* [Recorded information]:
○ ○ ○ ○ ○

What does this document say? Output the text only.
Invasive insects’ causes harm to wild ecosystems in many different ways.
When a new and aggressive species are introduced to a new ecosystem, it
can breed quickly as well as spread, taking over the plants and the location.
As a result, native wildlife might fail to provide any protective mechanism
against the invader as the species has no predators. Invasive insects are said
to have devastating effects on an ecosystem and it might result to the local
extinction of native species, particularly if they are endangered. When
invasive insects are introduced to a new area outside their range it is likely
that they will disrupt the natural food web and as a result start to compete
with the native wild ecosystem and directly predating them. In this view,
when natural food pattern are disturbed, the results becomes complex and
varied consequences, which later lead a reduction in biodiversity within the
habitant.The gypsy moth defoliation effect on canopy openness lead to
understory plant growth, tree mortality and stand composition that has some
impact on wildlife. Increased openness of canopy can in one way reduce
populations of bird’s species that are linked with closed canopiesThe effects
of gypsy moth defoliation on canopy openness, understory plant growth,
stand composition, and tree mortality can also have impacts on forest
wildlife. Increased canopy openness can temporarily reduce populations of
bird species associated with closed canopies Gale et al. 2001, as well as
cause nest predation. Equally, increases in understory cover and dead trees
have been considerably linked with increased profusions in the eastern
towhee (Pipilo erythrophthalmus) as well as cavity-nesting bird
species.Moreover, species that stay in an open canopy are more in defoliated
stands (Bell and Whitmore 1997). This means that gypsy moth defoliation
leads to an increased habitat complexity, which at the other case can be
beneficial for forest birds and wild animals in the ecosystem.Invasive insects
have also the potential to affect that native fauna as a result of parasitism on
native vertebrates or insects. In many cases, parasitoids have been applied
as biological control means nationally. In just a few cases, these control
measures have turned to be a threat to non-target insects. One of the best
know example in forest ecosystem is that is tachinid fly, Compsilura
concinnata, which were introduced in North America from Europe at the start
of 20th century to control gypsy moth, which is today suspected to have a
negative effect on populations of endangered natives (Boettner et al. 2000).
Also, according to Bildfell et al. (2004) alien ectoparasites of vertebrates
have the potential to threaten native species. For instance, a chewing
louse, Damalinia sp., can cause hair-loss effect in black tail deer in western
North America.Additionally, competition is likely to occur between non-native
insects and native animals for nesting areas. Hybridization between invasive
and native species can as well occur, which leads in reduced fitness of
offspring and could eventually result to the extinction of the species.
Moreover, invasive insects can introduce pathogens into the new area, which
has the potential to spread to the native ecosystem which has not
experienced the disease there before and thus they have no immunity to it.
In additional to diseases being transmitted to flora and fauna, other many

○ ○ ○ ○ ○

* [Work item]:
Give every record again, exactly as it appears.

* [Solution for this problem]:
What does this document say? Output the text only.
Invasive insects’ causes harm to wild ecosystems in many different ways.
When a new and aggressive species are introduced to a new ecosystem, it
can breed quickly as well as spread, taking over the plants and the location.
As a result, native wildlife might fail to provide any protective mechanism
against the invader as the species has no predators. Invasive insects are said
to have devastating effects on an ecosystem and it might result to the local
extinction of native species, particularly if they are endangered. When
invasive insects are introduced to a new area outside their range it is likely
that they will disrupt the natural food web and as a result start to compete
with the native wild ecosystem and directly predating them. In this view,
when natural food pattern are disturbed, the results becomes complex and
varied consequences, which later lead a reduction in biodiversity within the
habitant.The gypsy moth defoliation effect on canopy openness lead to
understory plant growth, tree mortality and stand composition that has some
impact on wildlife. Increased openness of canopy can in one way reduce
populations of bird’s species that are linked with closed canopiesThe effects
of gypsy moth defoliation on canopy openness, understory plant growth,
stand composition, and tree mortality can also have impacts on forest
wildlife. Increased canopy openness can temporarily reduce populations of
bird species associated with closed canopies Gale et al. 2001, as well as
cause nest predation. Equally, increases in understory cover and dead trees
have been considerably linked with increased profusions in the eastern
towhee (Pipilo erythrophthalmus) as well as cavity-nesting bird
species.Moreover, species that stay in an open canopy are more in defoliated
stands (Bell and Whitmore 1997). This means that gypsy moth defoliation
leads to an increased habitat complexity, which at the other case can be
beneficial for forest birds and wild animals in the ecosystem.Invasive insects
have also the potential to affect that native fauna as a result of parasitism on
native vertebrates or insects. In many cases, parasitoids have been applied
as biological control means nationally. In just a few cases, these control
measures have turned to be a threat to non-target insects. One of the best
know example in forest ecosystem is that is tachinid fly, Compsilura
concinnata, which were introduced in North America from Europe at the start
of 20th century to control gypsy moth, which is today suspected to have a
negative effect on populations of endangered natives (Boettner et al. 2000).
Also, according to Bildfell et al. (2004) alien ectoparasites of vertebrates
have the potential to threaten native species. For instance, a chewing
louse, Damalinia sp., can cause hair-loss effect in black tail deer in western
North America.Additionally, competition is likely to occur between non-native
insects and native animals for nesting areas. Hybridization between invasive
and native species can as well occur, which leads in reduced fitness of
offspring and could eventually result to the extinction of the species.
Moreover, invasive insects can introduce pathogens into the new area, which
has the potential to spread to the native ecosystem which has not
experienced the disease there before and thus they have no immunity to it.
In additional to diseases being transmitted to flora and fauna, other many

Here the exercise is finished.